TASK GOAL —
Each line containing the word "nklg" should be found and copied.

━━━━━━━━━━

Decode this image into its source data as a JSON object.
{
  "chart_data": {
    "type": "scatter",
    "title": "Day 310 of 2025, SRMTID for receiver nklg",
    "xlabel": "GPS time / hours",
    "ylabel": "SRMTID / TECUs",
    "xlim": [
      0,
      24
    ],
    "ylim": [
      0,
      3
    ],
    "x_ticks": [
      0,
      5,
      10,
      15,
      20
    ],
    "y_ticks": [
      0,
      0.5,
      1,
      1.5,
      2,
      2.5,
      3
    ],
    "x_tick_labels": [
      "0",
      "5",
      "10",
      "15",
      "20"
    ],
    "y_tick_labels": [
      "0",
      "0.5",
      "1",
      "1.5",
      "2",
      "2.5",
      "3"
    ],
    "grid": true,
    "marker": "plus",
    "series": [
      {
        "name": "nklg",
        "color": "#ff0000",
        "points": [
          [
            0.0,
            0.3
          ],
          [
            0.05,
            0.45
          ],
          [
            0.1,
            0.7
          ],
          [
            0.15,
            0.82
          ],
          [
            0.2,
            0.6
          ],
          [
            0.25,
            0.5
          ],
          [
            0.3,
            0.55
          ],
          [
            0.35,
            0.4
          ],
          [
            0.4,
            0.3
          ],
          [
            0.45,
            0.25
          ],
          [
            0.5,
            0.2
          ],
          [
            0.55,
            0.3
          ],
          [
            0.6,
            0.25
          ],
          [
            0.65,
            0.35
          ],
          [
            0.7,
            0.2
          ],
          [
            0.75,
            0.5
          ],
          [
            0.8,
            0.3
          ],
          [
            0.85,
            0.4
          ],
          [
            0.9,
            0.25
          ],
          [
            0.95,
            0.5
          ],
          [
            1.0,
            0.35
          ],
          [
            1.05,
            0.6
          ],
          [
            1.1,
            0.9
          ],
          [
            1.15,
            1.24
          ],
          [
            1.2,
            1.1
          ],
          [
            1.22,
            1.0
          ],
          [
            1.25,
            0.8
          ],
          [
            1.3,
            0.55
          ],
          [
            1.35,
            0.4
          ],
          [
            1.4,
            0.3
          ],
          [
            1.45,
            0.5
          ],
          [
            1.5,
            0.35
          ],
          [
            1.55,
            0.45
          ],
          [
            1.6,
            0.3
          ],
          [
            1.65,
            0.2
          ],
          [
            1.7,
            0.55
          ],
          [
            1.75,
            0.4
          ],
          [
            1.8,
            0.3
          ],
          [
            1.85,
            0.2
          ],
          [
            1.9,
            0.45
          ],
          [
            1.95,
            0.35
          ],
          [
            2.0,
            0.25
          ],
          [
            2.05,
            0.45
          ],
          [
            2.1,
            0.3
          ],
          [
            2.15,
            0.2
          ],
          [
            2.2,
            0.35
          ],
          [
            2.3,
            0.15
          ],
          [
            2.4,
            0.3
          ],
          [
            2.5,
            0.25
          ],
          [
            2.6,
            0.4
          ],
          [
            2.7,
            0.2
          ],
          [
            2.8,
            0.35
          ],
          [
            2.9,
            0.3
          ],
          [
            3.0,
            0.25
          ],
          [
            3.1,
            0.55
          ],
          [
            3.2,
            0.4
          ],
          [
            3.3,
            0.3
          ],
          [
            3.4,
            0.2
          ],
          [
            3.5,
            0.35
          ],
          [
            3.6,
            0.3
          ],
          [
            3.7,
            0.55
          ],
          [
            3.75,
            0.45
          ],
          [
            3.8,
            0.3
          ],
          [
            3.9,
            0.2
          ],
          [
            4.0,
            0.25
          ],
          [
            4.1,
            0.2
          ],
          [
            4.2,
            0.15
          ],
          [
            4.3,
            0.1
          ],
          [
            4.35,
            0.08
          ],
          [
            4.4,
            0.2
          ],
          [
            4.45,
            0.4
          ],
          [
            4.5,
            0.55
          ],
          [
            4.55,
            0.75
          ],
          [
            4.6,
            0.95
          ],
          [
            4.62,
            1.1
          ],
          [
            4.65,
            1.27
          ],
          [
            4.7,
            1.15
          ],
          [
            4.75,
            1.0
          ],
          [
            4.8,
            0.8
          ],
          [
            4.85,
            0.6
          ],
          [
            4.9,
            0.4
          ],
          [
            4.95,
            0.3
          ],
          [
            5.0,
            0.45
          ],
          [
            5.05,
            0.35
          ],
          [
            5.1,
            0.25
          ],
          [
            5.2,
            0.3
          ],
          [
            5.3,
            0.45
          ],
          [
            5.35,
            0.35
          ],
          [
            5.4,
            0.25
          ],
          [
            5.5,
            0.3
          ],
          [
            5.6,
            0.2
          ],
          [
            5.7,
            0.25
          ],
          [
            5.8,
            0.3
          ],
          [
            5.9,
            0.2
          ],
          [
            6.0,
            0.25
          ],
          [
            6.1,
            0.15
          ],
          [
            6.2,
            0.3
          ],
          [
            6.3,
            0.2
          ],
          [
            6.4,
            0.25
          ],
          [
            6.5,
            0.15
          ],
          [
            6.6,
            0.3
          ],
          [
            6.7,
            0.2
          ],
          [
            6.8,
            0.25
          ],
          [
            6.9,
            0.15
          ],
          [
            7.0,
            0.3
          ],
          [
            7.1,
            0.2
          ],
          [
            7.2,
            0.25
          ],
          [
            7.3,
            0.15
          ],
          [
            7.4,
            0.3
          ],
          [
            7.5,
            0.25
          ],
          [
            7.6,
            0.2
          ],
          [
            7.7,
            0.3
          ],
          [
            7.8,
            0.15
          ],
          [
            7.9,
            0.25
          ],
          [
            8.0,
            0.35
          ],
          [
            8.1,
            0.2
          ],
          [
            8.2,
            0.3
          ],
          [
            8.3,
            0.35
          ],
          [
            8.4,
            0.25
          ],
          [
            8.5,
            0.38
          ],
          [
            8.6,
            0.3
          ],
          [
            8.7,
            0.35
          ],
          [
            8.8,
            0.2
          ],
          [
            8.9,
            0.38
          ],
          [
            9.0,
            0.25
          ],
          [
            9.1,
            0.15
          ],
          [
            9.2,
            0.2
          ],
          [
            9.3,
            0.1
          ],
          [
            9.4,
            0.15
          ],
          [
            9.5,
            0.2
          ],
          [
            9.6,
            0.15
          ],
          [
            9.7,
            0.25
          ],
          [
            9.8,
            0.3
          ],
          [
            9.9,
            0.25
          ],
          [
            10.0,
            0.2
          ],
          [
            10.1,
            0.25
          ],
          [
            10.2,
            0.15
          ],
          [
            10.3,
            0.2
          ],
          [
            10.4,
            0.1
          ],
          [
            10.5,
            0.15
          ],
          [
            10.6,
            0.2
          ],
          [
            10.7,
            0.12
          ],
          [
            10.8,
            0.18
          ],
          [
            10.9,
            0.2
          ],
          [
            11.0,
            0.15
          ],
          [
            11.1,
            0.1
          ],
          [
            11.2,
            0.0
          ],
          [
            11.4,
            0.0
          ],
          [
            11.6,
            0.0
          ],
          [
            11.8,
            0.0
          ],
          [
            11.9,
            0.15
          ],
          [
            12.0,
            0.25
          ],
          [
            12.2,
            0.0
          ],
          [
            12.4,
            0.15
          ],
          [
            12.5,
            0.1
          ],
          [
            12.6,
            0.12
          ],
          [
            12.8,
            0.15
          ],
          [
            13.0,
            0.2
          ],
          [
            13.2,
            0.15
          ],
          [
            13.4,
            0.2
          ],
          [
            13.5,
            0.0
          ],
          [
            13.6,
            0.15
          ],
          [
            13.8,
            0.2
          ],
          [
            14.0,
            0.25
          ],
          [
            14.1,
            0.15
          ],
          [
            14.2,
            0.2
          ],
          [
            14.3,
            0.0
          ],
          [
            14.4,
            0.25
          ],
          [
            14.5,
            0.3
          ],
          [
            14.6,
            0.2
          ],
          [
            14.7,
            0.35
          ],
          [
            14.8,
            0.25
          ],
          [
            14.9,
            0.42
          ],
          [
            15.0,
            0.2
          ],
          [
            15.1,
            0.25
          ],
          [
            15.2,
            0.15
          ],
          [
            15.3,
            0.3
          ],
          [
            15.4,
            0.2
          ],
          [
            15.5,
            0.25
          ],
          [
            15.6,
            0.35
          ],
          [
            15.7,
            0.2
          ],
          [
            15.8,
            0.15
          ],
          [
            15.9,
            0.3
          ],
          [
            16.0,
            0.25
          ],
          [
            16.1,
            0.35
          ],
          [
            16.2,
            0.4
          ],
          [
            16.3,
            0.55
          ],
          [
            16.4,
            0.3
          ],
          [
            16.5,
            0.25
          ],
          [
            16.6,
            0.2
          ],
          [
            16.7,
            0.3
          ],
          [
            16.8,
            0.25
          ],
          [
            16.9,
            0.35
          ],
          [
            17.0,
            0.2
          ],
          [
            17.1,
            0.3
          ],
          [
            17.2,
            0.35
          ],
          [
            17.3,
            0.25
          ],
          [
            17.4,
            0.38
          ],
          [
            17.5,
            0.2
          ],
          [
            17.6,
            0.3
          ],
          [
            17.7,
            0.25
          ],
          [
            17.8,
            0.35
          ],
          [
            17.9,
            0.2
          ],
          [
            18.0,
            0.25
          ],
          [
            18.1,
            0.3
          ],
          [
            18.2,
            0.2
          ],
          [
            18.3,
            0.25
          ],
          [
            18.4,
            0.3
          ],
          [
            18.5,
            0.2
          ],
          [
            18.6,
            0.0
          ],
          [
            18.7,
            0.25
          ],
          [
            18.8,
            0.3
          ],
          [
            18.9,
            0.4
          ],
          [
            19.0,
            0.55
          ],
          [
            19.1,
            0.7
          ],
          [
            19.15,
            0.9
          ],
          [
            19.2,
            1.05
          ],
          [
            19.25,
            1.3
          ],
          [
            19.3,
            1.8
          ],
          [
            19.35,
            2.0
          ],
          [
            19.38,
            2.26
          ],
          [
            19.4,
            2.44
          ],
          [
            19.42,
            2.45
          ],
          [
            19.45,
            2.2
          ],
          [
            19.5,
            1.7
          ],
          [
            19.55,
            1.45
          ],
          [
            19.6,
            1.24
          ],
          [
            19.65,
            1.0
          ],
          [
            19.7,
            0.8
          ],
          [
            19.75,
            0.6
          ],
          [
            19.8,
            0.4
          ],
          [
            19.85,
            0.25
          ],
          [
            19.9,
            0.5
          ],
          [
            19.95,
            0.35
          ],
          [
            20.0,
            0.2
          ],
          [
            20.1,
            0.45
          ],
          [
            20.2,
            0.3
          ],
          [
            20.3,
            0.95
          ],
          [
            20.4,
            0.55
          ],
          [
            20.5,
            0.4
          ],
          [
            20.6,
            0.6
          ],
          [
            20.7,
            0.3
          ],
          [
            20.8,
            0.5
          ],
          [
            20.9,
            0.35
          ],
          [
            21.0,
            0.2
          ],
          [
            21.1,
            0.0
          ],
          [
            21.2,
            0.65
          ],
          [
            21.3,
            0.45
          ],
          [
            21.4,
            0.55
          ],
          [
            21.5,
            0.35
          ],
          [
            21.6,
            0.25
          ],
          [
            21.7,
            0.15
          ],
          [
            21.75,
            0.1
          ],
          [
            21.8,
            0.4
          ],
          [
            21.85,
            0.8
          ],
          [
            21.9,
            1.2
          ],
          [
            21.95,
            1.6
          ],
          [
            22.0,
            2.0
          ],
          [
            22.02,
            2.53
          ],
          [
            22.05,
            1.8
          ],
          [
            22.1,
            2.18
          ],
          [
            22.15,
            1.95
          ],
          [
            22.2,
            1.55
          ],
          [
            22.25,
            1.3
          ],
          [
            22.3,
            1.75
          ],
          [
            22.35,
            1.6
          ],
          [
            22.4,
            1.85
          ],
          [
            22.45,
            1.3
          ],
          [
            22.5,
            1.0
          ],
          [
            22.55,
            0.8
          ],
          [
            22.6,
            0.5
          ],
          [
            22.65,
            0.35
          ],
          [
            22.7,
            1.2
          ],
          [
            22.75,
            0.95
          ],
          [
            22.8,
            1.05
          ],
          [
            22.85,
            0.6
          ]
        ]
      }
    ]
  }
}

━━━━━━━━━━

EXERCISE SOLUTION —
    "title": "Day 310 of 2025, SRMTID for receiver nklg",
        "name": "nklg",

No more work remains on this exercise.